### [DO THIS]
Reproduce the records. Keep every word exact and include no images.

### [GIVEN RECORDS]
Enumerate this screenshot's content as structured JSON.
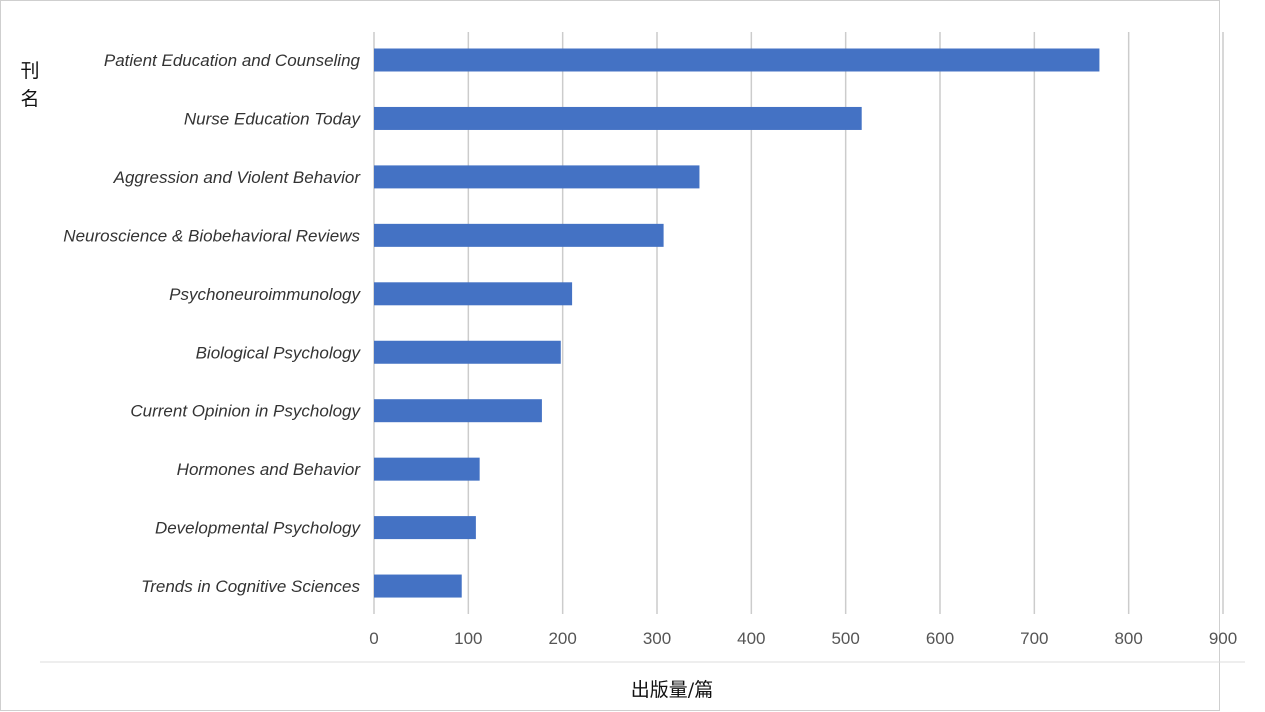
{
  "chart_data": {
    "type": "bar",
    "orientation": "horizontal",
    "categories": [
      "Patient Education and Counseling",
      "Nurse Education Today",
      "Aggression and Violent Behavior",
      "Neuroscience & Biobehavioral Reviews",
      "Psychoneuroimmunology",
      "Biological Psychology",
      "Current Opinion in Psychology",
      "Hormones and Behavior",
      "Developmental Psychology",
      "Trends in Cognitive Sciences"
    ],
    "values": [
      769,
      517,
      345,
      307,
      210,
      198,
      178,
      112,
      108,
      93
    ],
    "xlabel": "出版量/篇",
    "ylabel": "刊名",
    "xlim": [
      0,
      900
    ],
    "xticks": [
      0,
      100,
      200,
      300,
      400,
      500,
      600,
      700,
      800,
      900
    ],
    "grid": "vertical",
    "bar_color": "#4472C4"
  }
}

### [WRITTEN RESPONSE]
Enumerate this screenshot's content as structured JSON.
{
  "chart_data": {
    "type": "bar",
    "orientation": "horizontal",
    "categories": [
      "Patient Education and Counseling",
      "Nurse Education Today",
      "Aggression and Violent Behavior",
      "Neuroscience & Biobehavioral Reviews",
      "Psychoneuroimmunology",
      "Biological Psychology",
      "Current Opinion in Psychology",
      "Hormones and Behavior",
      "Developmental Psychology",
      "Trends in Cognitive Sciences"
    ],
    "values": [
      769,
      517,
      345,
      307,
      210,
      198,
      178,
      112,
      108,
      93
    ],
    "xlabel": "出版量/篇",
    "ylabel": "刊名",
    "xlim": [
      0,
      900
    ],
    "xticks": [
      0,
      100,
      200,
      300,
      400,
      500,
      600,
      700,
      800,
      900
    ],
    "grid": "vertical",
    "bar_color": "#4472C4"
  }
}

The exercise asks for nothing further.